Excerpted records:
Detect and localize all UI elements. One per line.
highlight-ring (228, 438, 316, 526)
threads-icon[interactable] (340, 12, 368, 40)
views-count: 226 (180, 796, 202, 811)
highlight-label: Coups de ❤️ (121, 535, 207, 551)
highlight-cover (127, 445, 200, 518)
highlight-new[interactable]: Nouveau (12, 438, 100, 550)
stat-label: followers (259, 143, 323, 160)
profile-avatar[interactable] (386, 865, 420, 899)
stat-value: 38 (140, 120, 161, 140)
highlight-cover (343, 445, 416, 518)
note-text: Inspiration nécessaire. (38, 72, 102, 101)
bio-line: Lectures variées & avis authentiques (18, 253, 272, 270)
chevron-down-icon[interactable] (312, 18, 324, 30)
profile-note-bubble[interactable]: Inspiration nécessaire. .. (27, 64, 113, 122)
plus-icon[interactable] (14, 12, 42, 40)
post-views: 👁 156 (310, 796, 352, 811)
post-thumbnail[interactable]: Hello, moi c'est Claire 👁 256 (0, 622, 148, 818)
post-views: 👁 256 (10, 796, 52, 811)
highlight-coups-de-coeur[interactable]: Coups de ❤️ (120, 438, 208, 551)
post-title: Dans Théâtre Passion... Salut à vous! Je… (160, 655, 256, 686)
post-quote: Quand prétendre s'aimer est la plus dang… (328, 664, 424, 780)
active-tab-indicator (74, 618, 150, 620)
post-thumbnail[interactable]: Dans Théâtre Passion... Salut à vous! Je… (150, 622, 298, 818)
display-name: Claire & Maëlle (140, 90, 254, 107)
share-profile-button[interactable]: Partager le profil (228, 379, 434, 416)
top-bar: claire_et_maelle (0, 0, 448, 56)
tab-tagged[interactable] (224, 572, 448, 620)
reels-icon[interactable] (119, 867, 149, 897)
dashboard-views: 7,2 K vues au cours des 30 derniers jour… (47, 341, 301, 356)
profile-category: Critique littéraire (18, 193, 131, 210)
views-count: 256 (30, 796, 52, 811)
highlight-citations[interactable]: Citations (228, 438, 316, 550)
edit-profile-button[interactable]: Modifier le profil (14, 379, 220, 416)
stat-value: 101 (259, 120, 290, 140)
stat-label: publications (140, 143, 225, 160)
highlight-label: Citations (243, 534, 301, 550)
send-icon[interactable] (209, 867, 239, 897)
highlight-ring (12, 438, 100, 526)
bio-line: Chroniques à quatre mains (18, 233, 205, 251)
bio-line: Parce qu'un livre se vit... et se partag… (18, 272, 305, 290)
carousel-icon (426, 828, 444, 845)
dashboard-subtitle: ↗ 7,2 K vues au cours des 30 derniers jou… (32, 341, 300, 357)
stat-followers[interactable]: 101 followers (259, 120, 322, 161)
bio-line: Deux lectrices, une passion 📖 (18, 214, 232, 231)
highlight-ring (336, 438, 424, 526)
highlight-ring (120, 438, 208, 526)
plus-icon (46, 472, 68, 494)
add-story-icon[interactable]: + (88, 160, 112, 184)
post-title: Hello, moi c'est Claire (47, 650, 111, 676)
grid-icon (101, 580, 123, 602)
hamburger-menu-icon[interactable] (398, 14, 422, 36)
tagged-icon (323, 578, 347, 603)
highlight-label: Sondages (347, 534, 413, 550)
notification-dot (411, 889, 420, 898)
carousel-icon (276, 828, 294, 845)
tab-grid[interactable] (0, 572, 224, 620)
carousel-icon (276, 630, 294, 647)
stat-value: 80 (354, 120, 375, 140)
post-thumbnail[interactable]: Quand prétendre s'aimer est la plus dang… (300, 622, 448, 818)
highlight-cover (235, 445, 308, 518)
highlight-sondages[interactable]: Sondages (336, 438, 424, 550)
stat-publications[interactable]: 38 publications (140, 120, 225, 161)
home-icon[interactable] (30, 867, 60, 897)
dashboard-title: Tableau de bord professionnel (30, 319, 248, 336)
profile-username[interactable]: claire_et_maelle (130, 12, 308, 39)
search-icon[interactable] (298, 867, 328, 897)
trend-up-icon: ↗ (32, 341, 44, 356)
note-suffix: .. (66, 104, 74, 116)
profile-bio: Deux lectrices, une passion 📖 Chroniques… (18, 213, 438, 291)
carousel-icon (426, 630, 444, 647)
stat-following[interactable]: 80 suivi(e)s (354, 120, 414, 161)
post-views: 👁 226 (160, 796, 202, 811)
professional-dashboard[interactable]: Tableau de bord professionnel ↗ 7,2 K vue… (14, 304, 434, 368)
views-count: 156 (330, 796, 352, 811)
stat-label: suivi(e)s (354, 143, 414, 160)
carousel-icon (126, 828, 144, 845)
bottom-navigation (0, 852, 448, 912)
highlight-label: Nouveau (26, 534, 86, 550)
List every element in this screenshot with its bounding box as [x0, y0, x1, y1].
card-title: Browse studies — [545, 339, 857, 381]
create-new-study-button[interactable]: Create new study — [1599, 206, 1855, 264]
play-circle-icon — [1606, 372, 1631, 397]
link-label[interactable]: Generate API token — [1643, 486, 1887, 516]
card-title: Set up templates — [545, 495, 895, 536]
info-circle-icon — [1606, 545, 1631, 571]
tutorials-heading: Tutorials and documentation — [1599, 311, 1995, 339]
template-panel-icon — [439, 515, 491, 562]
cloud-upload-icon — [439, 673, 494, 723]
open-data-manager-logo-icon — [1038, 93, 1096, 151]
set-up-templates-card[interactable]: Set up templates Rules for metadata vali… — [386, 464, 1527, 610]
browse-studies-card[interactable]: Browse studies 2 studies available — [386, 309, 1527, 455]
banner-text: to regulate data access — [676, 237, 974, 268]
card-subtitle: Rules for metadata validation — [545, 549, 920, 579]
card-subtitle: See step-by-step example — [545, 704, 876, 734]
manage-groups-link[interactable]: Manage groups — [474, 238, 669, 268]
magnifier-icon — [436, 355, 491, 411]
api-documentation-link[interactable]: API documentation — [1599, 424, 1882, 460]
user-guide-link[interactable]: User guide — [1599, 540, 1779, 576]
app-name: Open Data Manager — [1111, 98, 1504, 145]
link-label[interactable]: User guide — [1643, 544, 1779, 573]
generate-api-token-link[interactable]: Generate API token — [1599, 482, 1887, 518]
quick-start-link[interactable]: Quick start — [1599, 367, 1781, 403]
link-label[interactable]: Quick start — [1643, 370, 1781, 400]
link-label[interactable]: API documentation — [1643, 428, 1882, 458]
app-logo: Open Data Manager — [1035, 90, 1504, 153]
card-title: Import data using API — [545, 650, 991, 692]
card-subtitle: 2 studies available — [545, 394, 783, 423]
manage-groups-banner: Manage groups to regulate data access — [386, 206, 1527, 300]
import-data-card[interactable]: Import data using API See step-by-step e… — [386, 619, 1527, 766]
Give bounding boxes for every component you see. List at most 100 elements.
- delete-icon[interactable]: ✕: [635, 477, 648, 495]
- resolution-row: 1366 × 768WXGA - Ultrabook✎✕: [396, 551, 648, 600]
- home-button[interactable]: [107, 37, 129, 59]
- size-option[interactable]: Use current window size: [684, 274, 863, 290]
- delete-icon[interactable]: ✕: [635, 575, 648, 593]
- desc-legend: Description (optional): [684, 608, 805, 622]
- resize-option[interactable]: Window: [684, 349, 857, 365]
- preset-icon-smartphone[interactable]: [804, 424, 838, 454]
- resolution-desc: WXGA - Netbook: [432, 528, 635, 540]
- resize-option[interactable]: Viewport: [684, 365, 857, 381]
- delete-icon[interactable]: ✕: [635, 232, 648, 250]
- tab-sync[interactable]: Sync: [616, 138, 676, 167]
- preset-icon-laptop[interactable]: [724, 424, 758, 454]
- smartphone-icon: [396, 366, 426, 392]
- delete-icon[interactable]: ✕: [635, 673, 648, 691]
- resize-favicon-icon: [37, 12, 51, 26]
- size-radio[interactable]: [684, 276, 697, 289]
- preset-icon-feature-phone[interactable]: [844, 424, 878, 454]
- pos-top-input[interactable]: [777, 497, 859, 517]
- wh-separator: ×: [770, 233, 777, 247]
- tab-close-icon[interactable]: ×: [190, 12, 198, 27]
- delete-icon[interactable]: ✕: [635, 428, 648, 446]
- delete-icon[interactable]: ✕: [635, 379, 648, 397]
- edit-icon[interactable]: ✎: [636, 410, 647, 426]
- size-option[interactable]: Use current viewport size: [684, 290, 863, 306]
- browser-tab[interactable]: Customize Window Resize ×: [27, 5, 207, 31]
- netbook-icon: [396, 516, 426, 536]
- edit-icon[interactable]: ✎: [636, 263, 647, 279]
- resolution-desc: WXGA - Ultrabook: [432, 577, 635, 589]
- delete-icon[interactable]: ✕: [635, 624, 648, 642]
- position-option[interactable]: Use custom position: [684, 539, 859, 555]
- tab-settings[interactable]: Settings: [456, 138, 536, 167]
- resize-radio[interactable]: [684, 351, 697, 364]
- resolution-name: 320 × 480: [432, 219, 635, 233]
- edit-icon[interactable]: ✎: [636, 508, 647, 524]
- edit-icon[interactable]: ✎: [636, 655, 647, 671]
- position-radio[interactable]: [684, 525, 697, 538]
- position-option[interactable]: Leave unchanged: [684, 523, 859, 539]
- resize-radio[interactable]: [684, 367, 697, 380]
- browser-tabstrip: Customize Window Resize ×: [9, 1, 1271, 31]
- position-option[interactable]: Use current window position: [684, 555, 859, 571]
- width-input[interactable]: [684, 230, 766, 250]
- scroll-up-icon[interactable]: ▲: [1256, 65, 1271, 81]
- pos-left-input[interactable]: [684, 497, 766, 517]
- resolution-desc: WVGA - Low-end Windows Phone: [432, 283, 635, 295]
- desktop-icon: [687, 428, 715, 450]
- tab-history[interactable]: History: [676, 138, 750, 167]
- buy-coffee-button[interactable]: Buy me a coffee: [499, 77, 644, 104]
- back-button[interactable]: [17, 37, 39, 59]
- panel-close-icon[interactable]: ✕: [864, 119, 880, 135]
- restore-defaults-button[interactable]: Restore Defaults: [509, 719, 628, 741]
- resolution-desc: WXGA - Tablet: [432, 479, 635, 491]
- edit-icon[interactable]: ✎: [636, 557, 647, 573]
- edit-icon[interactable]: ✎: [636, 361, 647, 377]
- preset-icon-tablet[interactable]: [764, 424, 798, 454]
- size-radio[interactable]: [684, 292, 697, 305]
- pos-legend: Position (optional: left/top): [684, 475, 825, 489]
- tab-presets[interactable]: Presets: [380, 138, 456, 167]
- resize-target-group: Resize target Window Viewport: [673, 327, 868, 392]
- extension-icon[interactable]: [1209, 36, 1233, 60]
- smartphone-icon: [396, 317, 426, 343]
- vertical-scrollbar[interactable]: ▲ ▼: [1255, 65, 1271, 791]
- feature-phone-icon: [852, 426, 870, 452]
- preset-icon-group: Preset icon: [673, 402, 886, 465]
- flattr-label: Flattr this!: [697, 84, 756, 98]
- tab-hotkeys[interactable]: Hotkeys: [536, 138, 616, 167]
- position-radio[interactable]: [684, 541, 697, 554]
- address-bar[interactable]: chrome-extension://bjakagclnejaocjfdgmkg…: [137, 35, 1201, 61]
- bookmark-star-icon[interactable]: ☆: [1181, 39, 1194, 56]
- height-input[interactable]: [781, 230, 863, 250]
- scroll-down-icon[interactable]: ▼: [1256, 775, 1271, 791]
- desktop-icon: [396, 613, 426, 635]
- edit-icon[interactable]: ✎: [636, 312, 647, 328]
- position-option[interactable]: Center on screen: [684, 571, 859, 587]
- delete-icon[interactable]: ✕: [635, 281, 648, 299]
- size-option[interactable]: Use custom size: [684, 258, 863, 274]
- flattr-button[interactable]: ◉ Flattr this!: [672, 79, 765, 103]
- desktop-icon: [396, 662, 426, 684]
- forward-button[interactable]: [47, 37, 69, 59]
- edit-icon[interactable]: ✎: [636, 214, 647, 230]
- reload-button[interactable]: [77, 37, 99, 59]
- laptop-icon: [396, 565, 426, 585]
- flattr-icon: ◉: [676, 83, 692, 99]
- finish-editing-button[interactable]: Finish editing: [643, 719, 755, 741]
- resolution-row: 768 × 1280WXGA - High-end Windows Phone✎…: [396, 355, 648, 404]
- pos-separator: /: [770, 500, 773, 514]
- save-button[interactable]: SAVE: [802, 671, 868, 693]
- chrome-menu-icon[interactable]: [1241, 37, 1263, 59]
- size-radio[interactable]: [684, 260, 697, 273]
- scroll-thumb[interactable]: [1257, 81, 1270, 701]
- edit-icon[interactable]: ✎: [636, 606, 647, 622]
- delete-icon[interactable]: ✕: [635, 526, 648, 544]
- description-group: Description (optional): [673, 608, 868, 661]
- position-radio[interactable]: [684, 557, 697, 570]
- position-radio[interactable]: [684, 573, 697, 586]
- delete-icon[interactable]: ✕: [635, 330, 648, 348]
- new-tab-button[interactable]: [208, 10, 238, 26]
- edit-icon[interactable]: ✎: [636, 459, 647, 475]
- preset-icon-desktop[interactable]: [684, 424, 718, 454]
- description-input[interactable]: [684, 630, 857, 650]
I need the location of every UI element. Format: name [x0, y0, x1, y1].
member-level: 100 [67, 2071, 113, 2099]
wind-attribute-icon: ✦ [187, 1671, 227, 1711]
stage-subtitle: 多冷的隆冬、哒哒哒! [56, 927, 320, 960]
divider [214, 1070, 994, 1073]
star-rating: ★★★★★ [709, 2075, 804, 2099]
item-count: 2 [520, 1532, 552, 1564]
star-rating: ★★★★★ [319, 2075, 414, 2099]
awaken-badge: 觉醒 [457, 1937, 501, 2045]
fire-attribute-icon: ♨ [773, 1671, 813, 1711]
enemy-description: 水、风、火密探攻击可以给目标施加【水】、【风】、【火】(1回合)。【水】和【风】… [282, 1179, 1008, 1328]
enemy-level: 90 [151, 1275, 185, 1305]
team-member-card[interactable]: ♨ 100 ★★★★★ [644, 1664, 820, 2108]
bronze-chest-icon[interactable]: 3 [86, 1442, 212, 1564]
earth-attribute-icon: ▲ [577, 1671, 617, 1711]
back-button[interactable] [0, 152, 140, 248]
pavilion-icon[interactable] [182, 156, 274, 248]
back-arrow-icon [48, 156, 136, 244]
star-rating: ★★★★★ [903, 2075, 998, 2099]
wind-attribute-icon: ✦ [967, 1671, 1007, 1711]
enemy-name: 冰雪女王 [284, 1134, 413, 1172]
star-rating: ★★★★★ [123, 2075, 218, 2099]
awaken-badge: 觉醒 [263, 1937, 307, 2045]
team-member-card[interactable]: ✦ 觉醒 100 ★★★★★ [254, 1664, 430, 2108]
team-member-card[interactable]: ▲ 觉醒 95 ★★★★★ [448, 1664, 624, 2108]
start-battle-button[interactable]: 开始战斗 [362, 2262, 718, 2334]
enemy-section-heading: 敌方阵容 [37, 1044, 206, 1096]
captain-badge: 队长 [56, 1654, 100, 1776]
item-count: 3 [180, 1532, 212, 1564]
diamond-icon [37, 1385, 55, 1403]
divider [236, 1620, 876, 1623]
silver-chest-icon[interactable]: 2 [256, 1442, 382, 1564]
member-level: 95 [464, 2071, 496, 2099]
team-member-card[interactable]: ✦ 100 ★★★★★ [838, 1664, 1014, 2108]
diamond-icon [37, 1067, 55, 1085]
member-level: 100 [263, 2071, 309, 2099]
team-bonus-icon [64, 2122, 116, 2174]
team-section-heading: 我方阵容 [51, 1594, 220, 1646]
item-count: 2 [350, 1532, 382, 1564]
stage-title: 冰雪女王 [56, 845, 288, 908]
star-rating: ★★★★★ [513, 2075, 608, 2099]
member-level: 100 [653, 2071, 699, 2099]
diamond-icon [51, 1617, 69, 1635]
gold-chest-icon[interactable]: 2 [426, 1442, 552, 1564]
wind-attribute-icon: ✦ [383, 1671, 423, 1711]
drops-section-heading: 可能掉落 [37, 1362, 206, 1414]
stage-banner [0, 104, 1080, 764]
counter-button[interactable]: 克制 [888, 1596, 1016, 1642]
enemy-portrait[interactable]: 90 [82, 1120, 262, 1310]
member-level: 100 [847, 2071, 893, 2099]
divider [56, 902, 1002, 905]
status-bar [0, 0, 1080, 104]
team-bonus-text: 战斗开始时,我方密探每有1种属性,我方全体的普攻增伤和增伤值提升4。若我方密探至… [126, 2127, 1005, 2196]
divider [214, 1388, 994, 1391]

Prompt: Can you write out again, word for word, the lines above, starting at the first line of the records and ending at the line that contains "highlight-coups-de-coeur[interactable]: Coups de", with both of those lines included?

Exercise answer:
Detect and localize all UI elements. One per line.
highlight-ring (228, 438, 316, 526)
threads-icon[interactable] (340, 12, 368, 40)
views-count: 226 (180, 796, 202, 811)
highlight-label: Coups de ❤️ (121, 535, 207, 551)
highlight-cover (127, 445, 200, 518)
highlight-new[interactable]: Nouveau (12, 438, 100, 550)
stat-label: followers (259, 143, 323, 160)
profile-avatar[interactable] (386, 865, 420, 899)
stat-value: 38 (140, 120, 161, 140)
highlight-cover (343, 445, 416, 518)
note-text: Inspiration nécessaire. (38, 72, 102, 101)
bio-line: Lectures variées & avis authentiques (18, 253, 272, 270)
chevron-down-icon[interactable] (312, 18, 324, 30)
profile-note-bubble[interactable]: Inspiration nécessaire. .. (27, 64, 113, 122)
plus-icon[interactable] (14, 12, 42, 40)
post-views: 👁 156 (310, 796, 352, 811)
post-thumbnail[interactable]: Hello, moi c'est Claire 👁 256 (0, 622, 148, 818)
post-views: 👁 256 (10, 796, 52, 811)
highlight-coups-de-coeur[interactable]: Coups de ❤️ (120, 438, 208, 551)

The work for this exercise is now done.